What the task asks
Output the data exactly, with every line intact.

Dataset

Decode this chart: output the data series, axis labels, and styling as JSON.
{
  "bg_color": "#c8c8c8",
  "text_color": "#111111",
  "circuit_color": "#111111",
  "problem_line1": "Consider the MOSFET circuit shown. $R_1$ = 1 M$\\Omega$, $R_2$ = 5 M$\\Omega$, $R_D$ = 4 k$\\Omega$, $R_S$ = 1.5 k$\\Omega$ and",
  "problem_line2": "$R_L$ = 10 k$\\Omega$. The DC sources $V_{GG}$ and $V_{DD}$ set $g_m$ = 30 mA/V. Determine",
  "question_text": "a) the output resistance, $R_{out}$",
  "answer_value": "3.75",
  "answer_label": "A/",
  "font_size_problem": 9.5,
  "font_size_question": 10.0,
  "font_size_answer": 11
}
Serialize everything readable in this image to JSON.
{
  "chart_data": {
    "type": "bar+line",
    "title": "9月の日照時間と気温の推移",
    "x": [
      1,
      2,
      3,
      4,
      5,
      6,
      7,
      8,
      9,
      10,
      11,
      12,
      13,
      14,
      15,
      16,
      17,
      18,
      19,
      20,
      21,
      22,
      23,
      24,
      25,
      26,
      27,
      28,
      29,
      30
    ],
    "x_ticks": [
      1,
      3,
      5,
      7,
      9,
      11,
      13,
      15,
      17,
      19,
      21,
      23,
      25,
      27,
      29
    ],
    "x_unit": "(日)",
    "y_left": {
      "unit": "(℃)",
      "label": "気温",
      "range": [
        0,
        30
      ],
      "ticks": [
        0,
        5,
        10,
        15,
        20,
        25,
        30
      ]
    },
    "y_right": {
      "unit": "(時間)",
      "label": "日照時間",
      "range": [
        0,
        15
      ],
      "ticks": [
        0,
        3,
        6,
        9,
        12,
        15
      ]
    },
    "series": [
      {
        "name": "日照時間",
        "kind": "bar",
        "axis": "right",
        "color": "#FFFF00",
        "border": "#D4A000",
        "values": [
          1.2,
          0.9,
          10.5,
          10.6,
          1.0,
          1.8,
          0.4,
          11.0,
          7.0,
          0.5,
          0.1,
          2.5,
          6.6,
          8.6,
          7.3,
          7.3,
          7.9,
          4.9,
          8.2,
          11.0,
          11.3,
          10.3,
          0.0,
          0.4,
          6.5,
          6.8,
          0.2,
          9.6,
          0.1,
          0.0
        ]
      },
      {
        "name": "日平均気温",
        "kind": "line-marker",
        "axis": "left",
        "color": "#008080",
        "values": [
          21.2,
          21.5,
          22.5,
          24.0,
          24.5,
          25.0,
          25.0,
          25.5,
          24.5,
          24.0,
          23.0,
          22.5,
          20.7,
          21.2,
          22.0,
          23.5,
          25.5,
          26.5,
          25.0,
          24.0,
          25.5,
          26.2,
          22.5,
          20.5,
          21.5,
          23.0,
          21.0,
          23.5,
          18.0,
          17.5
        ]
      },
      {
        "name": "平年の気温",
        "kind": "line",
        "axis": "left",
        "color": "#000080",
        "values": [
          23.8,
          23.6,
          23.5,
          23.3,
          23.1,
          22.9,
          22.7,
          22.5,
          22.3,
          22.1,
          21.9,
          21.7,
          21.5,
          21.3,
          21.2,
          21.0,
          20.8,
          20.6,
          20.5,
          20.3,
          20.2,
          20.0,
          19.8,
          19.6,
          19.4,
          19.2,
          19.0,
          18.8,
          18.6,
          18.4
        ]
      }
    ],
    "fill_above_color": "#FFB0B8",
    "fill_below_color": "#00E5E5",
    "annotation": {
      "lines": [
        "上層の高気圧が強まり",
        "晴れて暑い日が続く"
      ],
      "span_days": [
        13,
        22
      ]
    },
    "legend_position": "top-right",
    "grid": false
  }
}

The reply
Decode this chart: output the data series, axis labels, and styling as JSON.
{
  "bg_color": "#c8c8c8",
  "text_color": "#111111",
  "circuit_color": "#111111",
  "problem_line1": "Consider the MOSFET circuit shown. $R_1$ = 1 M$\\Omega$, $R_2$ = 5 M$\\Omega$, $R_D$ = 4 k$\\Omega$, $R_S$ = 1.5 k$\\Omega$ and",
  "problem_line2": "$R_L$ = 10 k$\\Omega$. The DC sources $V_{GG}$ and $V_{DD}$ set $g_m$ = 30 mA/V. Determine",
  "question_text": "a) the output resistance, $R_{out}$",
  "answer_value": "3.75",
  "answer_label": "A/",
  "font_size_problem": 9.5,
  "font_size_question": 10.0,
  "font_size_answer": 11
}
Serialize everything readable in this image to JSON.
{
  "chart_data": {
    "type": "bar+line",
    "title": "9月の日照時間と気温の推移",
    "x": [
      1,
      2,
      3,
      4,
      5,
      6,
      7,
      8,
      9,
      10,
      11,
      12,
      13,
      14,
      15,
      16,
      17,
      18,
      19,
      20,
      21,
      22,
      23,
      24,
      25,
      26,
      27,
      28,
      29,
      30
    ],
    "x_ticks": [
      1,
      3,
      5,
      7,
      9,
      11,
      13,
      15,
      17,
      19,
      21,
      23,
      25,
      27,
      29
    ],
    "x_unit": "(日)",
    "y_left": {
      "unit": "(℃)",
      "label": "気温",
      "range": [
        0,
        30
      ],
      "ticks": [
        0,
        5,
        10,
        15,
        20,
        25,
        30
      ]
    },
    "y_right": {
      "unit": "(時間)",
      "label": "日照時間",
      "range": [
        0,
        15
      ],
      "ticks": [
        0,
        3,
        6,
        9,
        12,
        15
      ]
    },
    "series": [
      {
        "name": "日照時間",
        "kind": "bar",
        "axis": "right",
        "color": "#FFFF00",
        "border": "#D4A000",
        "values": [
          1.2,
          0.9,
          10.5,
          10.6,
          1.0,
          1.8,
          0.4,
          11.0,
          7.0,
          0.5,
          0.1,
          2.5,
          6.6,
          8.6,
          7.3,
          7.3,
          7.9,
          4.9,
          8.2,
          11.0,
          11.3,
          10.3,
          0.0,
          0.4,
          6.5,
          6.8,
          0.2,
          9.6,
          0.1,
          0.0
        ]
      },
      {
        "name": "日平均気温",
        "kind": "line-marker",
        "axis": "left",
        "color": "#008080",
        "values": [
          21.2,
          21.5,
          22.5,
          24.0,
          24.5,
          25.0,
          25.0,
          25.5,
          24.5,
          24.0,
          23.0,
          22.5,
          20.7,
          21.2,
          22.0,
          23.5,
          25.5,
          26.5,
          25.0,
          24.0,
          25.5,
          26.2,
          22.5,
          20.5,
          21.5,
          23.0,
          21.0,
          23.5,
          18.0,
          17.5
        ]
      },
      {
        "name": "平年の気温",
        "kind": "line",
        "axis": "left",
        "color": "#000080",
        "values": [
          23.8,
          23.6,
          23.5,
          23.3,
          23.1,
          22.9,
          22.7,
          22.5,
          22.3,
          22.1,
          21.9,
          21.7,
          21.5,
          21.3,
          21.2,
          21.0,
          20.8,
          20.6,
          20.5,
          20.3,
          20.2,
          20.0,
          19.8,
          19.6,
          19.4,
          19.2,
          19.0,
          18.8,
          18.6,
          18.4
        ]
      }
    ],
    "fill_above_color": "#FFB0B8",
    "fill_below_color": "#00E5E5",
    "annotation": {
      "lines": [
        "上層の高気圧が強まり",
        "晴れて暑い日が続く"
      ],
      "span_days": [
        13,
        22
      ]
    },
    "legend_position": "top-right",
    "grid": false
  }
}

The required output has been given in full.